- Goal
For the material that follows, list every line containing the word "более".

┄┄┄┄┄┄

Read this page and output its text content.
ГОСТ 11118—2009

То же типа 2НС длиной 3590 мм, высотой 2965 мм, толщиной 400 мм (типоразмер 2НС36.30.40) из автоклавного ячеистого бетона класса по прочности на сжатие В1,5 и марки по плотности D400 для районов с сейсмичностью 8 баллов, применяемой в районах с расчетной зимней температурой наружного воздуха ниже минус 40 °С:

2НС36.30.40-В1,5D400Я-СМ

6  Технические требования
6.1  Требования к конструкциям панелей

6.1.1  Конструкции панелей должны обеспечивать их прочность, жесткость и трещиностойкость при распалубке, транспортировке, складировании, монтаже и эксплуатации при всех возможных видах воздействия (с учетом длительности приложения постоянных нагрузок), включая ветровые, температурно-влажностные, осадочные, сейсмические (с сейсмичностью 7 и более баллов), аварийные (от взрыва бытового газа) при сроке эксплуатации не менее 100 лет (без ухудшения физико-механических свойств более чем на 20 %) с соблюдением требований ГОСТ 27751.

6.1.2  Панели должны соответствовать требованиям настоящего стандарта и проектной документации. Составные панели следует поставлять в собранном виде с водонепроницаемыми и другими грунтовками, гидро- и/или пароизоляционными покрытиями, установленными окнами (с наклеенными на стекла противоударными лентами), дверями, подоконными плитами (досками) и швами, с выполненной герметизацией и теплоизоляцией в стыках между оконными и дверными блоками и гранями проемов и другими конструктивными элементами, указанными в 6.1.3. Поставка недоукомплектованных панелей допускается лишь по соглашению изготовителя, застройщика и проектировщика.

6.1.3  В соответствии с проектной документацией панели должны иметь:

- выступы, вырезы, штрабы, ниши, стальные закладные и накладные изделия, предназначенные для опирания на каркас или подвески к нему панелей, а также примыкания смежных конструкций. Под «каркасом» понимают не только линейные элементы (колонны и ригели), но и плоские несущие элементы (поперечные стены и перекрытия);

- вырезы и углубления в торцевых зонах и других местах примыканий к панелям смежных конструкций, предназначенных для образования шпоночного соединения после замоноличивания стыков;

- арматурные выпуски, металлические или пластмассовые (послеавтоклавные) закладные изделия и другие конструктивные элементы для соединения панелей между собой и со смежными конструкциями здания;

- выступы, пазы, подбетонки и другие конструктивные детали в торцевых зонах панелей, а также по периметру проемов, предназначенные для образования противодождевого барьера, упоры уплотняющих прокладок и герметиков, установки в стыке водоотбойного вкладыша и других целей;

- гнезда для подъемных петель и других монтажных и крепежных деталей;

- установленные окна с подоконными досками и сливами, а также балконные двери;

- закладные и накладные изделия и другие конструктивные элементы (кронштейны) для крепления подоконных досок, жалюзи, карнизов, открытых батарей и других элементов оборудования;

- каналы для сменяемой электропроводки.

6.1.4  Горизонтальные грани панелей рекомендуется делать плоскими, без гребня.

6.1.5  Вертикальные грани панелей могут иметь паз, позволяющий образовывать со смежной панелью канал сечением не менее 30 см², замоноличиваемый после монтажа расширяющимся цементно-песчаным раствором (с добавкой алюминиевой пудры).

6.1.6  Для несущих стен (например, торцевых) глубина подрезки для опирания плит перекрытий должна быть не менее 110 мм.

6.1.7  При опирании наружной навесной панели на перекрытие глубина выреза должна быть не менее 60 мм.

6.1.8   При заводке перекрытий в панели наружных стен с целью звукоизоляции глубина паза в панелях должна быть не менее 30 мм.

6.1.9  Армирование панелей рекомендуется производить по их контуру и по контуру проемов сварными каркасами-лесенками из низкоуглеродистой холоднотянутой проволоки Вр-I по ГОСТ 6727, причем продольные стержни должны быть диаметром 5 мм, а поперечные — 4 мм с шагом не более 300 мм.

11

┄┄┄┄┄┄

- Response below
6.1.1  Конструкции панелей должны обеспечивать их прочность, жесткость и трещиностойкость при распалубке, транспортировке, складировании, монтаже и эксплуатации при всех возможных видах воздействия (с учетом длительности приложения постоянных нагрузок), включая ветровые, температурно-влажностные, осадочные, сейсмические (с сейсмичностью 7 и более баллов), аварийные (от взрыва бытового газа) при сроке эксплуатации не менее 100 лет (без ухудшения физико-механических свойств более чем на 20 %) с соблюдением требований ГОСТ 27751.
6.1.9  Армирование панелей рекомендуется производить по их контуру и по контуру проемов сварными каркасами-лесенками из низкоуглеродистой холоднотянутой проволоки Вр-I по ГОСТ 6727, причем продольные стержни должны быть диаметром 5 мм, а поперечные — 4 мм с шагом не более 300 мм.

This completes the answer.